### Written instruction:
Determine how many lines contain the string "based". Respond with that number and nothing more.

(Dataset records)
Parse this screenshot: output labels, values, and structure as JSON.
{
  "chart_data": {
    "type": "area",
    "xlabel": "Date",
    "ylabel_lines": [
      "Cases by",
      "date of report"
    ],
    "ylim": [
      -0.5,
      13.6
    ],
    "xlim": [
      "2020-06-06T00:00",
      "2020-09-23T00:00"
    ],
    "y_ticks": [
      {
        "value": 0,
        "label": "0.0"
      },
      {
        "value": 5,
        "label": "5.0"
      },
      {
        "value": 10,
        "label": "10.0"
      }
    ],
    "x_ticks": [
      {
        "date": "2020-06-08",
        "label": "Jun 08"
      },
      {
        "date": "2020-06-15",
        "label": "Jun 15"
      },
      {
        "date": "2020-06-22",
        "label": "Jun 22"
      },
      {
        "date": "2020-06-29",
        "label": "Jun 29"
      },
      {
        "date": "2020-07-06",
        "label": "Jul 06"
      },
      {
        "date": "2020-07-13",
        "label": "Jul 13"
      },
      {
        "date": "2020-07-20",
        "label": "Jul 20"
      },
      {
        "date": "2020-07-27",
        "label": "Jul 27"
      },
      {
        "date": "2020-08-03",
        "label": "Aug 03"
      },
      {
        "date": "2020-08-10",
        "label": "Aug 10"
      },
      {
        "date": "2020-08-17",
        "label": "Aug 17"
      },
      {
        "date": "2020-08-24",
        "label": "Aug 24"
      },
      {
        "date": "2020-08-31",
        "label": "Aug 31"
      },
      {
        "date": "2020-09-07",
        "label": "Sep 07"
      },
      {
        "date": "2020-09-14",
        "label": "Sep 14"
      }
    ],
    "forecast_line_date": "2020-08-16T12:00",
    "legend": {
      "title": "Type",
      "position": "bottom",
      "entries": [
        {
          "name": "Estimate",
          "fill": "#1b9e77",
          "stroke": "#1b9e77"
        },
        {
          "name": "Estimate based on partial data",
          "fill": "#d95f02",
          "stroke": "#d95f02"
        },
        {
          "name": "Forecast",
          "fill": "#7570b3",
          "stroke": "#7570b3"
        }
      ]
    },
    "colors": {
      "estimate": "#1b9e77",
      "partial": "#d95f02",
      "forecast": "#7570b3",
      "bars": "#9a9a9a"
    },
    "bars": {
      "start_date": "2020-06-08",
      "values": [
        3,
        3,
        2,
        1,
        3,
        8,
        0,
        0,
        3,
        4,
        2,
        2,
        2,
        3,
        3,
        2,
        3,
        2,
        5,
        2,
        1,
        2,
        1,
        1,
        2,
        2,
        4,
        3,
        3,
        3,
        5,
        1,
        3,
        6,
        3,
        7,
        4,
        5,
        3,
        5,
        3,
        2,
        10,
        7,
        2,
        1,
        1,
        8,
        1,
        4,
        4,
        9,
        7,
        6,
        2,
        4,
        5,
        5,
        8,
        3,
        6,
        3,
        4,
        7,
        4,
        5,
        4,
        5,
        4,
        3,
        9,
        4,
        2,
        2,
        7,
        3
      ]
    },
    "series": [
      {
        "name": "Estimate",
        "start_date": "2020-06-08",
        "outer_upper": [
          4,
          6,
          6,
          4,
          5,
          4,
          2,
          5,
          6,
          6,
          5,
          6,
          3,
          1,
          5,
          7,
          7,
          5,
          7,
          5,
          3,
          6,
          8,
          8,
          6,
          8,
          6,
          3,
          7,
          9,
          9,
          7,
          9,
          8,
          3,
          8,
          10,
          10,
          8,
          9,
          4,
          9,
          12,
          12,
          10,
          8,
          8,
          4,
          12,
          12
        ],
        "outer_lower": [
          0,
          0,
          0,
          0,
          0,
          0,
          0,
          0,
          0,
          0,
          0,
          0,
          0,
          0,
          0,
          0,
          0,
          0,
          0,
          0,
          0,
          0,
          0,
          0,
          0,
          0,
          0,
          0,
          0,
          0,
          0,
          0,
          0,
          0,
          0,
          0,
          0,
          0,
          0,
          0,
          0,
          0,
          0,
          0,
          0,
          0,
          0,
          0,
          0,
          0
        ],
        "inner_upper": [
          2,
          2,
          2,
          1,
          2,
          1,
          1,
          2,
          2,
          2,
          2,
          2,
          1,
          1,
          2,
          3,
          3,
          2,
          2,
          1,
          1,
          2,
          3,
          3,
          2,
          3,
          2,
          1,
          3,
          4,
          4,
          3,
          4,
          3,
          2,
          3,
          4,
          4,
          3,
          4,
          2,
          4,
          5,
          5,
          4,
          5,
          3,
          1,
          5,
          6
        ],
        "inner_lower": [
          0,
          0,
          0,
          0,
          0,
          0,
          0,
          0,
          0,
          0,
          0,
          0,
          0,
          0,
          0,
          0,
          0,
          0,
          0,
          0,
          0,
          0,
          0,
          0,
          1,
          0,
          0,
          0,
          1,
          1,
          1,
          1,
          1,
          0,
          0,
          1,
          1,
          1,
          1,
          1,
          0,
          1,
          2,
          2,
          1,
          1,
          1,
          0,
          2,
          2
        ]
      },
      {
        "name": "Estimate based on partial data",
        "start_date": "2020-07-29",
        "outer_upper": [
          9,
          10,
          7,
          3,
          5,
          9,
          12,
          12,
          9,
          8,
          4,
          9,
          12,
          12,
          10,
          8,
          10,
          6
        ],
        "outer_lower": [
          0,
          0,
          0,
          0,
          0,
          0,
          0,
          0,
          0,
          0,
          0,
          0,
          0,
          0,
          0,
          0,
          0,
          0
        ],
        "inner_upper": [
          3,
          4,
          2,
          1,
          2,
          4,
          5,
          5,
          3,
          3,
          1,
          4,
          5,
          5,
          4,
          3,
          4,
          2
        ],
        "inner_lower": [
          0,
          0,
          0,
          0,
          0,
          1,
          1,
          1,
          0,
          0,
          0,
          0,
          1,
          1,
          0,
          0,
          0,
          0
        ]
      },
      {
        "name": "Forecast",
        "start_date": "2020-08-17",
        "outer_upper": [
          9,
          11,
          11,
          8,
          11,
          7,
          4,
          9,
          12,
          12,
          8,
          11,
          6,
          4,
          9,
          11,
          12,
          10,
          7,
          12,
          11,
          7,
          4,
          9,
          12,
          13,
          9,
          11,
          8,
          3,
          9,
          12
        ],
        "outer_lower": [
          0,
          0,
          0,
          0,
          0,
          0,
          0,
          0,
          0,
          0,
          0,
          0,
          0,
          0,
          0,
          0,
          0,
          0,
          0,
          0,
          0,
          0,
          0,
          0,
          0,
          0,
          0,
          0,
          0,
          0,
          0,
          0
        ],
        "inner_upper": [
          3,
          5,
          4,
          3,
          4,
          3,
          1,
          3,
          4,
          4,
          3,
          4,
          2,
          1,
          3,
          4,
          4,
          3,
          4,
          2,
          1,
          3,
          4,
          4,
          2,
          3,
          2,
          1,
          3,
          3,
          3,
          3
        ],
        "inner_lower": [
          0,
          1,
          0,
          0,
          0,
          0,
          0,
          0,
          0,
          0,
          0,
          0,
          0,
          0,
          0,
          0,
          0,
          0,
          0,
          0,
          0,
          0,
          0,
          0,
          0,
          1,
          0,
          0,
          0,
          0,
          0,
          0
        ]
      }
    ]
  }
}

### Exercise answer:
2